**AUFGABEN ZUM BEARBEITEN**
1 – Nenne alle Maklerpools, die das Interview zu Maklerübernahmen mit ihren finanzstarken Partnern aufzählt, und gib zu jedem Pool den Partner an.
2 – Zitiere aus dem Interview zu Maklerübernahmen die Stelle von „procontra: Wie kann“ bis „unterstreicht diese Positionierung.“ wortgetreu.

**VORLIEGENDER TEXT**
☆ ☆ ☆ ☆
„Ein Maklerhaus benötigt definitiv eine gewisse Größe“
procontra: Blau Direkt kooperiert mit Warburg Pincus, Fonds Finanz mit HG Capital, JDC mit der Canada Life. Viele Maklerpools haben sich zuletzt finanzstarke Partner ins Boot geholt, auch um Übernahmen zu tätigen. Droht jetzt ein Wettbieten um die lukrativsten Maklerhäuser?
Simon Nörtersheuser: Pools sind ja schon länger in der Übernahme von Maklerbeständen aktiv und bieten ihren Maklern auch gezielt Nachfolgemodelle an. In der Tat ist es aber überraschend zu sehen, dass nun diese Pools ihre Übernahmeambitionen mit der Hilfe von Private Equity Fonds auf ein neues Level heben möchten. Dies haben wir bisher nur bei anderen, größeren Maklergruppen gesehen, die mit Hilfe von Private Equity weitere Maklerunternehmen übernommen haben.
Dr. Ernesto Knein: Spannend wird auch sein, welchen Fokus sich die Pools für ihre Übernahmen setzen bzw. welche Makler sie sich als Zielgruppe aussuchen werden: Der klassische kleine Privatkundenmakler oder die größeren Gewerbe- und Industriekundenmakler. Die Kompetenzen der Pools gerade im letztgenannten Segment der Gewerbe- und Industriemakler sind sicherlich nicht so stark ausgeprägt, wie im Privatkundenbereich. Je nachdem könnte die Konkurrenz in den verschiedenen Segmenten durch die Übernahmepläne der Pools größer werden.
procontra: Wie kann Policen Direkt hier mithalten?
Knein: Die Policen Direkt Maklergruppe unterscheidet sich grundsätzlich und in vielerlei Hinsicht von den genannten Pools. Zuallererst sind wir kein Pool, sondern selbst ein Versicherungsmakler. Somit haben wir grundlegend andere Zielsetzungen und Strukturen als ein Pool und können den Maklerunternehmen, die sich uns anschließen, einen komplett anderen Mehrwert bieten. Die Maklerunternehmen, die sich uns anschließen, suchen eher einen strategischen Partner, der sowohl im Bereich Digitalisierung als auch im Bereich Vertrieb Kompetenzen vorhält. Die Maklerhäuser, die wir übernehmen, führen wir zudem mit den Inhabern gemeinsam fort, sodass deren Lebenswerk auch langfristig erhalten bleibt. Auch unsere Umfirmierung zu Beginn des Jahres zur „Policen Direkt Maklergruppe GmbH“ unterstreicht diese Positionierung.
☆ ☆ ☆ ☆
**GESPEICHERTE EINTRÄGE**
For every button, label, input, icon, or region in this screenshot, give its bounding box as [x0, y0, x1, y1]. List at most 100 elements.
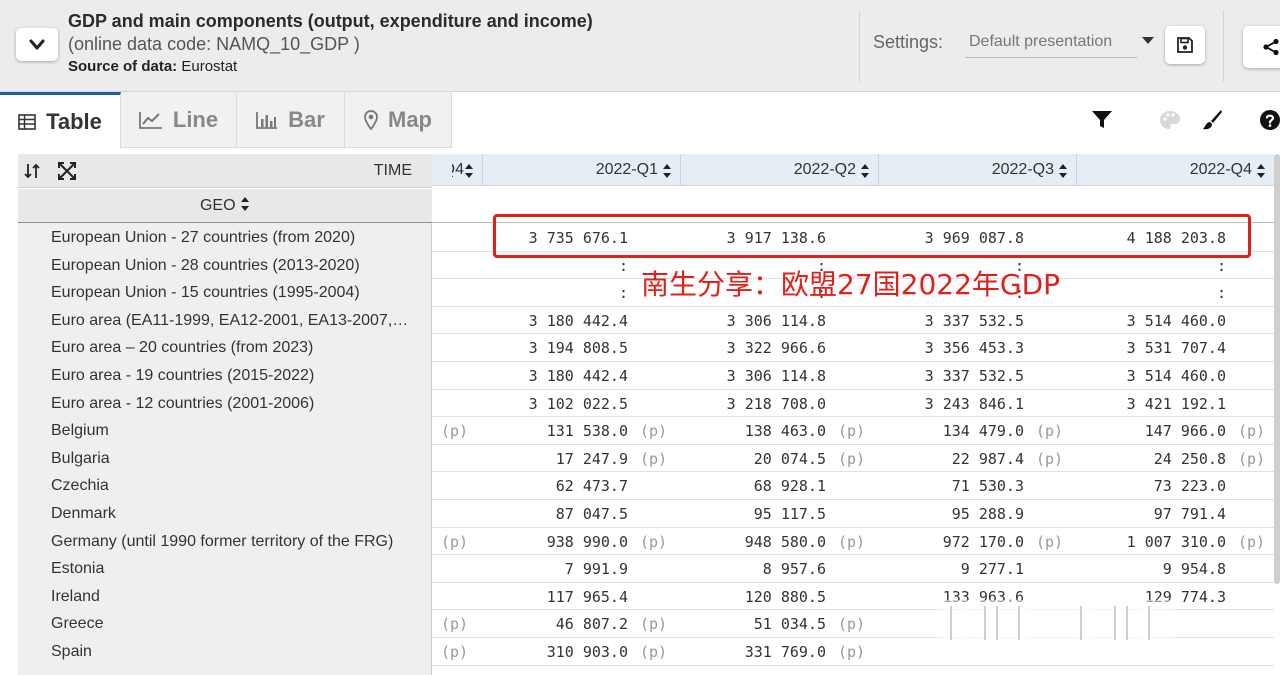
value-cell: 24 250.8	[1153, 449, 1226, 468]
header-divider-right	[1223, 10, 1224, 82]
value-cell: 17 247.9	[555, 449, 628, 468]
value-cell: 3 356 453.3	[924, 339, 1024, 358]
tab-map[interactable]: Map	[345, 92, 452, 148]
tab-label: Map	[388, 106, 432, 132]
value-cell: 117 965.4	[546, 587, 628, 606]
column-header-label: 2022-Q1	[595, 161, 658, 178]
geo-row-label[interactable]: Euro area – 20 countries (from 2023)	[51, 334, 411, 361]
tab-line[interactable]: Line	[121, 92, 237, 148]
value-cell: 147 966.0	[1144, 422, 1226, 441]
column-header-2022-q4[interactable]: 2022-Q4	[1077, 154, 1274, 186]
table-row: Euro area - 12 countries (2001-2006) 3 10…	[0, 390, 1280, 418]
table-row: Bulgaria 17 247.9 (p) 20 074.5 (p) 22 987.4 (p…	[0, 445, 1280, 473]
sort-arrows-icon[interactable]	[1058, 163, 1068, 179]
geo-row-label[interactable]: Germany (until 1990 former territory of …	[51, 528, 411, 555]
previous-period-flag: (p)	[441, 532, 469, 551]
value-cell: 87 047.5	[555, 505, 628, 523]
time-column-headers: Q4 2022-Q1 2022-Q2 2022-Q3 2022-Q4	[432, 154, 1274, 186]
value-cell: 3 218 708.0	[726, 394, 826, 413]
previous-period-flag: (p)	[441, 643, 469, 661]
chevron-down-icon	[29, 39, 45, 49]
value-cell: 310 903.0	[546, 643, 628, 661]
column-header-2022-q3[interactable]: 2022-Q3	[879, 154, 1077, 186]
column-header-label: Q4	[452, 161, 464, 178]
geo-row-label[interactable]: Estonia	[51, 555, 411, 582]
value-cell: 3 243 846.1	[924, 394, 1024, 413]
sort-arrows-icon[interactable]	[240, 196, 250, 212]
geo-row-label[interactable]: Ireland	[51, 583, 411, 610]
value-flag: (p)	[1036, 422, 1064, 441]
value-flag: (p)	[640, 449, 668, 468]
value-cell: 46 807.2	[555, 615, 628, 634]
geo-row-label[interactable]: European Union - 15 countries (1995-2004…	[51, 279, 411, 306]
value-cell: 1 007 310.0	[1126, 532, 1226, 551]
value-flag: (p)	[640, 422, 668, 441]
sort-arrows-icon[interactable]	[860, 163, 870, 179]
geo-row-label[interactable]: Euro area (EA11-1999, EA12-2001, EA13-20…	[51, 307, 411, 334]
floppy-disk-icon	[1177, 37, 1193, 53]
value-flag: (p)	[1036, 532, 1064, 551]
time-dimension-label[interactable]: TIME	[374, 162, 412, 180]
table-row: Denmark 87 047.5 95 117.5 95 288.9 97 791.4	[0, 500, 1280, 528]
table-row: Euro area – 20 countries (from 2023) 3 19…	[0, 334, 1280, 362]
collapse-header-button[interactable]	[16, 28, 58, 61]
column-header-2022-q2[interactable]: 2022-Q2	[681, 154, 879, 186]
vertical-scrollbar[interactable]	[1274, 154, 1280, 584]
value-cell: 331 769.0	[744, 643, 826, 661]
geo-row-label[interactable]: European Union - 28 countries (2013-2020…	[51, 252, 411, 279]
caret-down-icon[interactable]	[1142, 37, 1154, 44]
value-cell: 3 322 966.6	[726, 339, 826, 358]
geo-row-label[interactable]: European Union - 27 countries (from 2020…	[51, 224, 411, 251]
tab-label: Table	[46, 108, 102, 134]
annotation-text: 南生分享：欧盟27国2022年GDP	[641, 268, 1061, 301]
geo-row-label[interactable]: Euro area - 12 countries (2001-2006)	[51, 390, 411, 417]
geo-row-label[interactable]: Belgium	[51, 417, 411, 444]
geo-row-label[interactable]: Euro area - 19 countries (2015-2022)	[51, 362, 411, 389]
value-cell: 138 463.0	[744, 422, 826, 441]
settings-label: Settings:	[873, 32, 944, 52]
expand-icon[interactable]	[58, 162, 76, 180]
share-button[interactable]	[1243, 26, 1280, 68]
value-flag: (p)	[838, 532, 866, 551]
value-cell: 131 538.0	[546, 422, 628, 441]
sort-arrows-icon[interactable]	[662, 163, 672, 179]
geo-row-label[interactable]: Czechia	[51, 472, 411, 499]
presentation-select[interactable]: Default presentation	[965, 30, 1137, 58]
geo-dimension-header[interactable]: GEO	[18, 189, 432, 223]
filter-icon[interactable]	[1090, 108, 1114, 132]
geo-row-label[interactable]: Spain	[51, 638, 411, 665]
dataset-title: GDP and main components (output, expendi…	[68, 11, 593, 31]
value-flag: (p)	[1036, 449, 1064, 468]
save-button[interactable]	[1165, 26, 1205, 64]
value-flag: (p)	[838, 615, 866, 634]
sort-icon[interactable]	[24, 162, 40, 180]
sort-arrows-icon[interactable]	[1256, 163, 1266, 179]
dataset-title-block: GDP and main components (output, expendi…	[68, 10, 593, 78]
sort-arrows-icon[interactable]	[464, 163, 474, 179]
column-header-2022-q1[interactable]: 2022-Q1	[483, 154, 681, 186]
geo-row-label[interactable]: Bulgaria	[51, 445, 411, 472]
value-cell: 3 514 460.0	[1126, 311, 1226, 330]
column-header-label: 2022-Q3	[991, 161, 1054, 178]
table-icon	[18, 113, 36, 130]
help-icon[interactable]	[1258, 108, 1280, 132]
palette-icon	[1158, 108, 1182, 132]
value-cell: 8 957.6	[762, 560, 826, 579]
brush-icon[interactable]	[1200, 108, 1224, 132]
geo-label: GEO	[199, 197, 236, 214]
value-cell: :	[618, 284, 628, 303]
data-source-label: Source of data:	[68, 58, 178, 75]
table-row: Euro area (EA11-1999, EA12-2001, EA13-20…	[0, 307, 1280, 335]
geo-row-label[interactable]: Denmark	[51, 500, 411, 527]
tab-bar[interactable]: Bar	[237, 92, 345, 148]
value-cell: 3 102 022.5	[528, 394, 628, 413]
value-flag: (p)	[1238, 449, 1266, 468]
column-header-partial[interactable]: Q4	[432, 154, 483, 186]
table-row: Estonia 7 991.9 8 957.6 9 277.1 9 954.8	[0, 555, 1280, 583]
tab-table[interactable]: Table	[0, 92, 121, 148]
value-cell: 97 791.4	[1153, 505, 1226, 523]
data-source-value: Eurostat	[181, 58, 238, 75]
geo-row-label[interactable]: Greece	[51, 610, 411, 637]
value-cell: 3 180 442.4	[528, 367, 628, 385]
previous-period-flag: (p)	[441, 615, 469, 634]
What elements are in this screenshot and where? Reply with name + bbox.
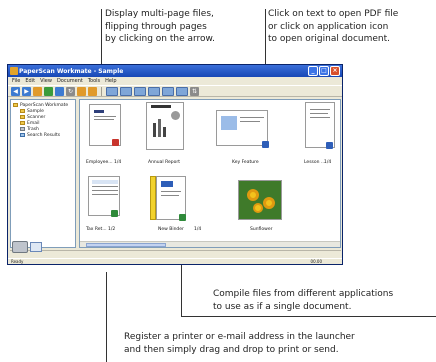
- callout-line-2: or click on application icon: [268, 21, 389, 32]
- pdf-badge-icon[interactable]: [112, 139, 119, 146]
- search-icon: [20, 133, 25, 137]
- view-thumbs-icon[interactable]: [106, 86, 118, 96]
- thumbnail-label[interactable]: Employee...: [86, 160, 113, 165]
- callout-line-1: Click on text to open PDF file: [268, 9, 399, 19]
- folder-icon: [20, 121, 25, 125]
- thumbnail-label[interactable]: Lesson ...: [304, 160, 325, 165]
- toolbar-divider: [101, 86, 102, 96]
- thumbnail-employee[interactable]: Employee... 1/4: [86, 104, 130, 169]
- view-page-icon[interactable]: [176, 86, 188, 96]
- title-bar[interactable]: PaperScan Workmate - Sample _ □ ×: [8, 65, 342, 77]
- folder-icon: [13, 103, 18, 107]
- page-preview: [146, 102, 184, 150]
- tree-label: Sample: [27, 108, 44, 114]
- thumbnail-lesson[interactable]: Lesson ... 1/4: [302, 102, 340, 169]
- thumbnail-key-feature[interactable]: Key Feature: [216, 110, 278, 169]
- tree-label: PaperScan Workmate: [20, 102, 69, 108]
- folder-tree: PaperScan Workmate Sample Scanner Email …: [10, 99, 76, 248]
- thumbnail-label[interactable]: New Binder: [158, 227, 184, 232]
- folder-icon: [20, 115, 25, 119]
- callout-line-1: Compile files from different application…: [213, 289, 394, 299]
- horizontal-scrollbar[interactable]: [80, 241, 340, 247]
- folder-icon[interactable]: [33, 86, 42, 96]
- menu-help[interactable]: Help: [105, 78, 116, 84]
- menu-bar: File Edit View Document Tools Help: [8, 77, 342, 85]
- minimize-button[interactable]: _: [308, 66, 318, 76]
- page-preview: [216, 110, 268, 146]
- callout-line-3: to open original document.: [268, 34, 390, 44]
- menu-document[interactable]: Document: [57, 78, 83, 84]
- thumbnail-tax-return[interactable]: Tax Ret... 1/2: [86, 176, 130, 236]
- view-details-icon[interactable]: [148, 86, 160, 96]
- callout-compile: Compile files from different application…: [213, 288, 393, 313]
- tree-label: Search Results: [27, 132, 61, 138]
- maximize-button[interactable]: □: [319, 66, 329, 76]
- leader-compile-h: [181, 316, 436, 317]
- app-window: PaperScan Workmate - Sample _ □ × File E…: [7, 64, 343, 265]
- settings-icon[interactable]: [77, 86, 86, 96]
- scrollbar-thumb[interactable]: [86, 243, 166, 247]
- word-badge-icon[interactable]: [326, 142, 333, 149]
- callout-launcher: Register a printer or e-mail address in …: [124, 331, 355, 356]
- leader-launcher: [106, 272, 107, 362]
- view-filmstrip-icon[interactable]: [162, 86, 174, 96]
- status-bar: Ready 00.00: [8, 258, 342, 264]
☆ ☆ ☆ ☆
**LÖSUNGEN DER AUFGABEN**
1 –
Blau Direkt mit Warburg Pincus
Fonds Finanz mit HG Capital
JDC mit der Canada Life

2 –
procontra: Wie kann Policen Direkt hier mithalten?
Knein: Die Policen Direkt Maklergruppe unterscheidet sich grundsätzlich und in vielerlei Hinsicht von den genannten Pools. Zuallererst sind wir kein Pool, sondern selbst ein Versicherungsmakler. Somit haben wir grundlegend andere Zielsetzungen und Strukturen als ein Pool und können den Maklerunternehmen, die sich uns anschließen, einen komplett anderen Mehrwert bieten. Die Maklerunternehmen, die sich uns anschließen, suchen eher einen strategischen Partner, der sowohl im Bereich Digitalisierung als auch im Bereich Vertrieb Kompetenzen vorhält. Die Maklerhäuser, die wir übernehmen, führen wir zudem mit den Inhabern gemeinsam fort, sodass deren Lebenswerk auch langfristig erhalten bleibt. Auch unsere Umfirmierung zu Beginn des Jahres zur „Policen Direkt Maklergruppe GmbH“ unterstreicht diese Positionierung.